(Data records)
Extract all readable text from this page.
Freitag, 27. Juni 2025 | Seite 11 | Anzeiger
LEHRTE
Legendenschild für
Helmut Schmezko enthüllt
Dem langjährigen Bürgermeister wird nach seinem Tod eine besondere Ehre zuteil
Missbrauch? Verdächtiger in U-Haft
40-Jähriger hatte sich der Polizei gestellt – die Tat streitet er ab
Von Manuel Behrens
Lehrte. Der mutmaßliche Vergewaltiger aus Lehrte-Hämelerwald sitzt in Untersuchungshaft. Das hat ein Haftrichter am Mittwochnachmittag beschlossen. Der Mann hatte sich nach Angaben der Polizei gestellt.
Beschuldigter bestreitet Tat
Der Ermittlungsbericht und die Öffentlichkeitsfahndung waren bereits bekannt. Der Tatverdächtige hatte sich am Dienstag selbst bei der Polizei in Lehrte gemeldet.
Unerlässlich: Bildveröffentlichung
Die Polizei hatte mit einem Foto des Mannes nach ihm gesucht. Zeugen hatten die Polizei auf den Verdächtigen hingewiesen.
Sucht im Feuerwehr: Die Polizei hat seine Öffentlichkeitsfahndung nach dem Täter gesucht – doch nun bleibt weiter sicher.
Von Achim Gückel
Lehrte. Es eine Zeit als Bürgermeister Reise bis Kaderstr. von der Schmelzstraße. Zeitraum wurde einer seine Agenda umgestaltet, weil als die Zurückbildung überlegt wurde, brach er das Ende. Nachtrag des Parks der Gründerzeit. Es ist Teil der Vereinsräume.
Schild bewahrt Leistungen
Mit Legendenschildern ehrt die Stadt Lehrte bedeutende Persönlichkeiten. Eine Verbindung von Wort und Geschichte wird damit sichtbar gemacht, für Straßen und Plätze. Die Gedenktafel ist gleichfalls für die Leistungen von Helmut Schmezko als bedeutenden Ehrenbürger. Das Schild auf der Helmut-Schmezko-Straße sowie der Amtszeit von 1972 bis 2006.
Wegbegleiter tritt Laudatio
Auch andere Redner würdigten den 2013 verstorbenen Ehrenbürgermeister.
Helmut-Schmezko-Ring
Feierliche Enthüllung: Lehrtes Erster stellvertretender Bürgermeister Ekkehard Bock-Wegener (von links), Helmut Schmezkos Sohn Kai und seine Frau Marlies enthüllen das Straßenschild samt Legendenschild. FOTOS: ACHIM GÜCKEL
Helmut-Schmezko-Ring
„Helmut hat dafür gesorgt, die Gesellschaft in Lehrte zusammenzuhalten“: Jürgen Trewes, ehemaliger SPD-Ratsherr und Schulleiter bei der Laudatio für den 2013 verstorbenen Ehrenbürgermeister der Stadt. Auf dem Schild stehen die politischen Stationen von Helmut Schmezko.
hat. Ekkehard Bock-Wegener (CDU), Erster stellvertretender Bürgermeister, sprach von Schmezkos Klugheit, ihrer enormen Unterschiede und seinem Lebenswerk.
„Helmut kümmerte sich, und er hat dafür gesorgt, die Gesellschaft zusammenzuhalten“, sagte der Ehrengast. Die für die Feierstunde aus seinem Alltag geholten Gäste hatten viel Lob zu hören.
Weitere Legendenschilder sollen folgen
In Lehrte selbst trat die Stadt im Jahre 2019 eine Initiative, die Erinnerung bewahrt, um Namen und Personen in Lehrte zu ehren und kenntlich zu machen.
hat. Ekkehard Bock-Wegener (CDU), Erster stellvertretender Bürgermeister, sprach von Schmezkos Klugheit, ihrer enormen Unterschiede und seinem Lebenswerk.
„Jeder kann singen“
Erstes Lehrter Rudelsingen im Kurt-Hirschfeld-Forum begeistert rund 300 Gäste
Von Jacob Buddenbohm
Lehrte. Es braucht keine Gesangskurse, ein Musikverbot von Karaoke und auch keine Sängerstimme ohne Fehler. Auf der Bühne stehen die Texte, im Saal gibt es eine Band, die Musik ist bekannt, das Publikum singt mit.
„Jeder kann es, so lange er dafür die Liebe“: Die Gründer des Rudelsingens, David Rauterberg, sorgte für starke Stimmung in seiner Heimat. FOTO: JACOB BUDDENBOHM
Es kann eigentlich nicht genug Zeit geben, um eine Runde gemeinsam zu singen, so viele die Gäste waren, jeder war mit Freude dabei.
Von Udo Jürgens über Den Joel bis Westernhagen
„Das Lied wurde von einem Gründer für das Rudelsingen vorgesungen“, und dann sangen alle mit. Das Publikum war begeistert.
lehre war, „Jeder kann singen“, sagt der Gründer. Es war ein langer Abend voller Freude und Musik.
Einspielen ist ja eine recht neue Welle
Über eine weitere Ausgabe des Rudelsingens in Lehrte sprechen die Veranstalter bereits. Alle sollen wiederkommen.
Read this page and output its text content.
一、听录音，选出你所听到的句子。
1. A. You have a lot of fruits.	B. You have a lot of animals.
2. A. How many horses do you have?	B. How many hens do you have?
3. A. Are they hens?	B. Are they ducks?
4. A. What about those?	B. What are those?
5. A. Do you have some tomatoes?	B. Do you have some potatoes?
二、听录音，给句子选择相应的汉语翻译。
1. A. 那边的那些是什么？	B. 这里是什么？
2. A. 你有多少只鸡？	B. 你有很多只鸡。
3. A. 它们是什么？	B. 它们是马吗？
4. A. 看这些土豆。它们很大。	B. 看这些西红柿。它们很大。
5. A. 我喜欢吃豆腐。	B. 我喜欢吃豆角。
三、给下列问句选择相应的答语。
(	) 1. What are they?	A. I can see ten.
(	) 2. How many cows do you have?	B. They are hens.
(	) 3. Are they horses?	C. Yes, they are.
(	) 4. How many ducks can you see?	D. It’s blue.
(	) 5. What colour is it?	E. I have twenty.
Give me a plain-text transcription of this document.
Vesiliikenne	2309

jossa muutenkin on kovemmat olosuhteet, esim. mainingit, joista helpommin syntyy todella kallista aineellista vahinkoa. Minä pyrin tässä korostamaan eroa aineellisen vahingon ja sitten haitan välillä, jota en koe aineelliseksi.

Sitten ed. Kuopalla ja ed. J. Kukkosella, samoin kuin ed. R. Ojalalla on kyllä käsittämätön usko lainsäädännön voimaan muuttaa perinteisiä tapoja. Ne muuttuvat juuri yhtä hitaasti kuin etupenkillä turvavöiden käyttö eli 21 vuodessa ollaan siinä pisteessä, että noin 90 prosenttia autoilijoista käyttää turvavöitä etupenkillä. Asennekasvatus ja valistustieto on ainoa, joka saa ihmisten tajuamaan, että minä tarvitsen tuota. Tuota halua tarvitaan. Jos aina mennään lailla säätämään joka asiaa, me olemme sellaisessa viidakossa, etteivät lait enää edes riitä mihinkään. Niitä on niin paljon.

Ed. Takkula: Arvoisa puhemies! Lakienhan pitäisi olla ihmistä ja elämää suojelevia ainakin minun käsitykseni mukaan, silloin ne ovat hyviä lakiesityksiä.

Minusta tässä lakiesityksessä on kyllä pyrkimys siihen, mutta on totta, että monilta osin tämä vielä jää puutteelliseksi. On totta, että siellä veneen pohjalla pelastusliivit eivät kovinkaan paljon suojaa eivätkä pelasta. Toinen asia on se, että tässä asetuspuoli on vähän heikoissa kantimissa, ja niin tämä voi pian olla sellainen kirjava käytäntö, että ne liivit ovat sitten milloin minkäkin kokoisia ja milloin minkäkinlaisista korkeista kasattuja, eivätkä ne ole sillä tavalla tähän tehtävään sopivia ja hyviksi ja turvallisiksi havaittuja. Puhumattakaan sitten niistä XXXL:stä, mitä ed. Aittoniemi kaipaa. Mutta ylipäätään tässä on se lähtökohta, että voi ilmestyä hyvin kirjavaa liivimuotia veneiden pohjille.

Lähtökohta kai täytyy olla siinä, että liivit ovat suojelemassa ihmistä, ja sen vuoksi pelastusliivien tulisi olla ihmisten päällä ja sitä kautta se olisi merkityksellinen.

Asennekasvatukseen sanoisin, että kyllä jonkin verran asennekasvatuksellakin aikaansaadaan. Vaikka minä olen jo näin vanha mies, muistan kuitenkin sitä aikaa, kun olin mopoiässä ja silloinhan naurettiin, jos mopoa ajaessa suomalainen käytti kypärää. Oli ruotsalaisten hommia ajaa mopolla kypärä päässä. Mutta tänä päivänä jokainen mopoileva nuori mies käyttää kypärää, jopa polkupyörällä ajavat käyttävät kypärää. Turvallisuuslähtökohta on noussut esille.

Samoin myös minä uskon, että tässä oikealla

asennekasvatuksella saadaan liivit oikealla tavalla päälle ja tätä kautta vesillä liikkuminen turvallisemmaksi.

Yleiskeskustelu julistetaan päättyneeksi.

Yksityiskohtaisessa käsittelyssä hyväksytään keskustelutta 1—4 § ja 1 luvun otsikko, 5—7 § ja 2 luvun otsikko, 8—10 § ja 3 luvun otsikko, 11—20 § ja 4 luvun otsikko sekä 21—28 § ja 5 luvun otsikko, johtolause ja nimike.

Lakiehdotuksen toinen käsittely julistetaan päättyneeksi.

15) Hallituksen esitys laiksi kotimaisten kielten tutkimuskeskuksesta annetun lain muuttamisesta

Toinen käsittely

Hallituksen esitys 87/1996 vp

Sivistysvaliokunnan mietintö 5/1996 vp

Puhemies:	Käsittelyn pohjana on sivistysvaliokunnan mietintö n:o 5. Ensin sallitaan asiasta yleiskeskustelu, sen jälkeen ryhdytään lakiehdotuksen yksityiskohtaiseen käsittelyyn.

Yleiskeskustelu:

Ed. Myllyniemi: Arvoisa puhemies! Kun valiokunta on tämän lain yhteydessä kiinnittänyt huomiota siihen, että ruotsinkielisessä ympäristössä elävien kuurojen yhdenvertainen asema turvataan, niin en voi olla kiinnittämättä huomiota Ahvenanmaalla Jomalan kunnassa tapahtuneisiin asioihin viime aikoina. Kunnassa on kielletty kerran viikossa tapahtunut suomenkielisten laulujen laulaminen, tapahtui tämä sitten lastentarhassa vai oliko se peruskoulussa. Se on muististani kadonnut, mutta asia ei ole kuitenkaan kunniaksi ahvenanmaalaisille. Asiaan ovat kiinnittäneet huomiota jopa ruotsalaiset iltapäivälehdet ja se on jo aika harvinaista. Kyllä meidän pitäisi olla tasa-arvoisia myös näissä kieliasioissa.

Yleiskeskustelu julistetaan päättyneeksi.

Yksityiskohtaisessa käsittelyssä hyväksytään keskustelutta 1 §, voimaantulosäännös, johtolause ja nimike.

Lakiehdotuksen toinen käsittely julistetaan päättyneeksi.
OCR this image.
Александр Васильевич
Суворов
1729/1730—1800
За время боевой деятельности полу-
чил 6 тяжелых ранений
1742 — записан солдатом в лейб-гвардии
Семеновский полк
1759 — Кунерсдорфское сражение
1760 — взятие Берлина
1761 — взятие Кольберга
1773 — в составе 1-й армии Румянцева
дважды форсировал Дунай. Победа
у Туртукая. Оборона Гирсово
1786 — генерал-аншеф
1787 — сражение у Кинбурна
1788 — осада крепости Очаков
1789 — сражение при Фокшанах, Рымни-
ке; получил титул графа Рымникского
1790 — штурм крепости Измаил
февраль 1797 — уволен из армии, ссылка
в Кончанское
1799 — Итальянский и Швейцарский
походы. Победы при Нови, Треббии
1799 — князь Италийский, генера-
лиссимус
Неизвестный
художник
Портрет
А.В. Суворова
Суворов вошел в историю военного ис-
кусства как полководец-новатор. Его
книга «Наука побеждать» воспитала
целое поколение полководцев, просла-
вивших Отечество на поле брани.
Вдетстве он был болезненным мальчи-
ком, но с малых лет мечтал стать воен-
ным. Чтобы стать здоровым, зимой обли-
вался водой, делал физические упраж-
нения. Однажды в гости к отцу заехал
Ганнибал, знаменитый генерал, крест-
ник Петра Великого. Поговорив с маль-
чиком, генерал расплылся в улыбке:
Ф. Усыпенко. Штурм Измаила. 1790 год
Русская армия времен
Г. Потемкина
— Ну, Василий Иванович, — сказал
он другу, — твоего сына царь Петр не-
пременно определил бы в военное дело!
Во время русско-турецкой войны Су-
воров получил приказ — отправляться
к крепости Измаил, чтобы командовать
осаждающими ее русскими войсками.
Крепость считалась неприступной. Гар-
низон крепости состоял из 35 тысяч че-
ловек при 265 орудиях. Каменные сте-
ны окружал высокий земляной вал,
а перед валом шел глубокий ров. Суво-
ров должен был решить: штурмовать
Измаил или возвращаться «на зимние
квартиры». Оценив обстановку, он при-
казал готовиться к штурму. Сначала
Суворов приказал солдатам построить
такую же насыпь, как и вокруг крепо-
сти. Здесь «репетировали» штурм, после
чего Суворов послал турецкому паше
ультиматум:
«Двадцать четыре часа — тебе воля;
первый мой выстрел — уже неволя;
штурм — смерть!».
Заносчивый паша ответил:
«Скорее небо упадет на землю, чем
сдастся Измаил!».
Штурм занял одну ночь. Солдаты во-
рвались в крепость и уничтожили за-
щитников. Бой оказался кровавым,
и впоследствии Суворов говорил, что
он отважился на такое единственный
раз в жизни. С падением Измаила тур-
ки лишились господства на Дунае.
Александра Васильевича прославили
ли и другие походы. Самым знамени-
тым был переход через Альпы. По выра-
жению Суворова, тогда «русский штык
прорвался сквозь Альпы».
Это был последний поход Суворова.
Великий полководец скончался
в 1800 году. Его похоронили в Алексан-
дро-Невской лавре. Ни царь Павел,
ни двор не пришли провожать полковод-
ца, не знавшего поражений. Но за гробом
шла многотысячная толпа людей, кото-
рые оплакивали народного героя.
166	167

§ **Exercise task**: Above are several records. Count the lines among them that contain "Freude" and give only the total.

§ **Reply to the task**: 2